Passage provided:
"""

Status: Accepted Date: 2026-04-11

Context

Two independent TrustRelay implementations exist within the same organization:

  • Atlas (Valentin) -- schema-driven workflow engine, entity resolution, risk matrix with SHA-256 audit. ~219 Python files, LangChain/LangGraph, BlueprintJS.
  • Workflow (Adrian) -- 12-country registries, evidence bundles, PII encryption, GoAML export, CopilotKit. 150+ Python files, PydanticAI, Next.js/shadcn.

The UltraAtlas merge strategy identifies Atlas as the architectural base and Workflow as the feature donor. Sharing code between them requires a mechanism that lets Atlas consume Workflow features without coupling to its framework, preserves Workflow's ability to develop independently, and creates a compile-time contract between the codebases.

Three approaches were considered: copy-paste portability (zero setup, but divergence and no typed contract), git submodules (separate versioning, but submodule friction and multi-repo overhead), and a monorepo with local editable packages.

Decision

Extract Workflow's portable code into six standalone Python packages under packages/ that Atlas can pip install -e as dependencies. Packages live in the same repo for immediate development feedback, with a clean upgrade path to private PyPI later.

Six packages with a clean dependency DAG:

trustrelay-pii → (nothing)
trustrelay-models → (nothing)

"""

What to work on:
**A.** Summarize the TrustRelay packaging decision in two sentences.
**B.** Extend the TrustRelay packaging decision from the point where it stops.

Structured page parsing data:
"""

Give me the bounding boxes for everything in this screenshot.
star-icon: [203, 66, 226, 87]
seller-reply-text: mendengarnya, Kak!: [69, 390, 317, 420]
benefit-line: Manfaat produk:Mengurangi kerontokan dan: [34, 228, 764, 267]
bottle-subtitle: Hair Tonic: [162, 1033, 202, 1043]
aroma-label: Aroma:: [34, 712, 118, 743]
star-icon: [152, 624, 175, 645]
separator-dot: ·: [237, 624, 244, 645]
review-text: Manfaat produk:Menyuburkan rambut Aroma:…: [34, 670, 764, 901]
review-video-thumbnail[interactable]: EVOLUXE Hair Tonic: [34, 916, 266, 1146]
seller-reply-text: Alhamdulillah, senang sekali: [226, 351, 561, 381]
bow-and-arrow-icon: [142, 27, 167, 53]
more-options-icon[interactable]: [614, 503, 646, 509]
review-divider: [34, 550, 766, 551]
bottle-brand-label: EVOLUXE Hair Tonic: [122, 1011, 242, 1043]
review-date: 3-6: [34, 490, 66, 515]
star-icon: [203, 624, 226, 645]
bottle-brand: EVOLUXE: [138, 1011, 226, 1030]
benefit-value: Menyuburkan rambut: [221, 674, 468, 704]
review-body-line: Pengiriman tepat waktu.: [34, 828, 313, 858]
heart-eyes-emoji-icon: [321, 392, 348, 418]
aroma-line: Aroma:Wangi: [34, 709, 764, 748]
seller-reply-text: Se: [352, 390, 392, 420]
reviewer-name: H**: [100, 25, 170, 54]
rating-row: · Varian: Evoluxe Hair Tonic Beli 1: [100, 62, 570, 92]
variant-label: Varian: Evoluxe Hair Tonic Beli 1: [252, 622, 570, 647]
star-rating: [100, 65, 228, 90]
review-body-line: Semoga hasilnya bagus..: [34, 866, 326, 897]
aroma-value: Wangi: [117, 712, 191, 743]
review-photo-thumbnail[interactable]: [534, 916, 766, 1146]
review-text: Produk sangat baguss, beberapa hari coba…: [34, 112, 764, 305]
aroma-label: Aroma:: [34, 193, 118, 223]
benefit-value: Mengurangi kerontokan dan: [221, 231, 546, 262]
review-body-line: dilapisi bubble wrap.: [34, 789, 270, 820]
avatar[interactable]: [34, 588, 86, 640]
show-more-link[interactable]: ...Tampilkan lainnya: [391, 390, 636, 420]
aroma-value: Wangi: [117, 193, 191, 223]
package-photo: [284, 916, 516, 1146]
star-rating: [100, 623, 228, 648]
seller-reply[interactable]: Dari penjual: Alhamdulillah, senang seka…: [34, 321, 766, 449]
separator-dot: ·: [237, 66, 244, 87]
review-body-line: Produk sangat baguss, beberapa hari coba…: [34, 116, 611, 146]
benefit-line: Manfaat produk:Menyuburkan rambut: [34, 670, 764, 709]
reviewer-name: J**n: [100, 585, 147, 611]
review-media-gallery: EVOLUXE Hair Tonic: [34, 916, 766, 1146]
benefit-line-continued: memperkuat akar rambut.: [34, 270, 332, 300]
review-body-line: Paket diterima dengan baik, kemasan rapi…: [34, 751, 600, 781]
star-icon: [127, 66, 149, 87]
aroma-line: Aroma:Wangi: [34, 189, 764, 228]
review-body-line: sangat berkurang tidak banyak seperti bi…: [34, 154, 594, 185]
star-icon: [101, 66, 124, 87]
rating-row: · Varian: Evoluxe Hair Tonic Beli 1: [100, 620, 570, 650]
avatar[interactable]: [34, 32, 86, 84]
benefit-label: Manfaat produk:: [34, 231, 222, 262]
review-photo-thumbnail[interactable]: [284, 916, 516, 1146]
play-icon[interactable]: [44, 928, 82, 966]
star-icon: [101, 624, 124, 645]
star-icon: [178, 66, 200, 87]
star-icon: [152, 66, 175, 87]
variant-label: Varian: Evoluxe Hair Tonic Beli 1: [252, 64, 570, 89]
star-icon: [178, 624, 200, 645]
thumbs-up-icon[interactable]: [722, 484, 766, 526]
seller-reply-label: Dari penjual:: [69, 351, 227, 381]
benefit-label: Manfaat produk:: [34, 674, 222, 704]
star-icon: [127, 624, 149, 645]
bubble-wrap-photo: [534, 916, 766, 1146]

"""

Answers for the exercise:
**A.** Two TrustRelay implementations exist in the same organization, and the UltraAtlas merge strategy makes Atlas the architectural base and Workflow the feature donor. The accepted decision is to extract Workflow's portable code into six standalone Python packages under packages/ that Atlas can install as editable dependencies, kept in the same repo for immediate development feedback with a path to private PyPI later.

**B.**
trustrelay-protocols → models
trustrelay-registries → models
trustrelay-compliance → models
trustrelay-engines → models, protocols

Key design choices:

  1. Each package is independently installable -- its own pyproject.toml, src/ layout (PEP 517), py.typed marker (PEP 561), and standalone test suite requiring no backend.

  2. Backend shim layer -- existing backend files become one-line re-exports (from trustrelay_models.case import *), preserving all from app.models.case import X imports while the real code lives in the package. 49 shims were created across app/models/ and app/protocols/; all 98 backend tests pass through them with zero import breakage. Shims are temporary scaffolding removed when migration completes.

  3. Portability analysis -- a dependency manifest analyzed 198 backend modules: 154 (77%) are portable (no framework coupling) and candidates for future extraction; 44 (22%) are coupled to SQLAlchemy/Temporal and remain in backend/ indefinitely.

At time of extraction: 124 source files, ~23,662 lines, 47 tests across the six packages.

Consequences

Positive

  • Atlas can pip install Workflow features immediately
  • Typed contracts and protocol interfaces prevent API drift between codebases
  • New features become automatically available to both codebases
  • Clean upgrade path to private PyPI when ready

Negative

  • Temporary code duplication during migration (shims)
  • Package maintenance overhead (six pyproject.toml files)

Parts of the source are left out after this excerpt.